### RECORDS FOR THIS TASK
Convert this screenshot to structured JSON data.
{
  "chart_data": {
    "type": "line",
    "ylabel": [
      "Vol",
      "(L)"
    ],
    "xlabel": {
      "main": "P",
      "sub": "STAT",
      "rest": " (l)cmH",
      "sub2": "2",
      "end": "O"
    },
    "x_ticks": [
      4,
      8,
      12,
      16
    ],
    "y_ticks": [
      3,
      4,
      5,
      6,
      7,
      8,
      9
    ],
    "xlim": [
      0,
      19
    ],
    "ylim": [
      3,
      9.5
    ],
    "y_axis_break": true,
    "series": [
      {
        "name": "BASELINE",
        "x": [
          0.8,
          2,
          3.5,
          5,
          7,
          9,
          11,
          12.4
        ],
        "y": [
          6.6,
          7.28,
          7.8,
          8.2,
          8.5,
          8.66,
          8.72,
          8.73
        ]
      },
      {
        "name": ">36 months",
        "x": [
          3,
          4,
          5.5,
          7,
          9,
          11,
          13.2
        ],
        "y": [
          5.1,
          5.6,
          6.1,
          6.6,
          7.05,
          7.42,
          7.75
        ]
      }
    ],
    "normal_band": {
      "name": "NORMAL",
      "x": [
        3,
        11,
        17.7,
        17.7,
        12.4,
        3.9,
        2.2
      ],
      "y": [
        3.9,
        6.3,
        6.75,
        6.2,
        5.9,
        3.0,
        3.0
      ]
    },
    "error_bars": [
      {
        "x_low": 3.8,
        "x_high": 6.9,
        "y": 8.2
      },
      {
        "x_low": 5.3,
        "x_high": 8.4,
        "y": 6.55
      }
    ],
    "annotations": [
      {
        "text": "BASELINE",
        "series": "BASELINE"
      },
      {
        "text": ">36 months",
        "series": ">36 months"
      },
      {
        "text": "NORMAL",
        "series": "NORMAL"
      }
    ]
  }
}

### REQUIRED WORK
Every line above should be printed again exactly as it stands.

### RESULT
Convert this screenshot to structured JSON data.
{
  "chart_data": {
    "type": "line",
    "ylabel": [
      "Vol",
      "(L)"
    ],
    "xlabel": {
      "main": "P",
      "sub": "STAT",
      "rest": " (l)cmH",
      "sub2": "2",
      "end": "O"
    },
    "x_ticks": [
      4,
      8,
      12,
      16
    ],
    "y_ticks": [
      3,
      4,
      5,
      6,
      7,
      8,
      9
    ],
    "xlim": [
      0,
      19
    ],
    "ylim": [
      3,
      9.5
    ],
    "y_axis_break": true,
    "series": [
      {
        "name": "BASELINE",
        "x": [
          0.8,
          2,
          3.5,
          5,
          7,
          9,
          11,
          12.4
        ],
        "y": [
          6.6,
          7.28,
          7.8,
          8.2,
          8.5,
          8.66,
          8.72,
          8.73
        ]
      },
      {
        "name": ">36 months",
        "x": [
          3,
          4,
          5.5,
          7,
          9,
          11,
          13.2
        ],
        "y": [
          5.1,
          5.6,
          6.1,
          6.6,
          7.05,
          7.42,
          7.75
        ]
      }
    ],
    "normal_band": {
      "name": "NORMAL",
      "x": [
        3,
        11,
        17.7,
        17.7,
        12.4,
        3.9,
        2.2
      ],
      "y": [
        3.9,
        6.3,
        6.75,
        6.2,
        5.9,
        3.0,
        3.0
      ]
    },
    "error_bars": [
      {
        "x_low": 3.8,
        "x_high": 6.9,
        "y": 8.2
      },
      {
        "x_low": 5.3,
        "x_high": 8.4,
        "y": 6.55
      }
    ],
    "annotations": [
      {
        "text": "BASELINE",
        "series": "BASELINE"
      },
      {
        "text": ">36 months",
        "series": ">36 months"
      },
      {
        "text": "NORMAL",
        "series": "NORMAL"
      }
    ]
  }
}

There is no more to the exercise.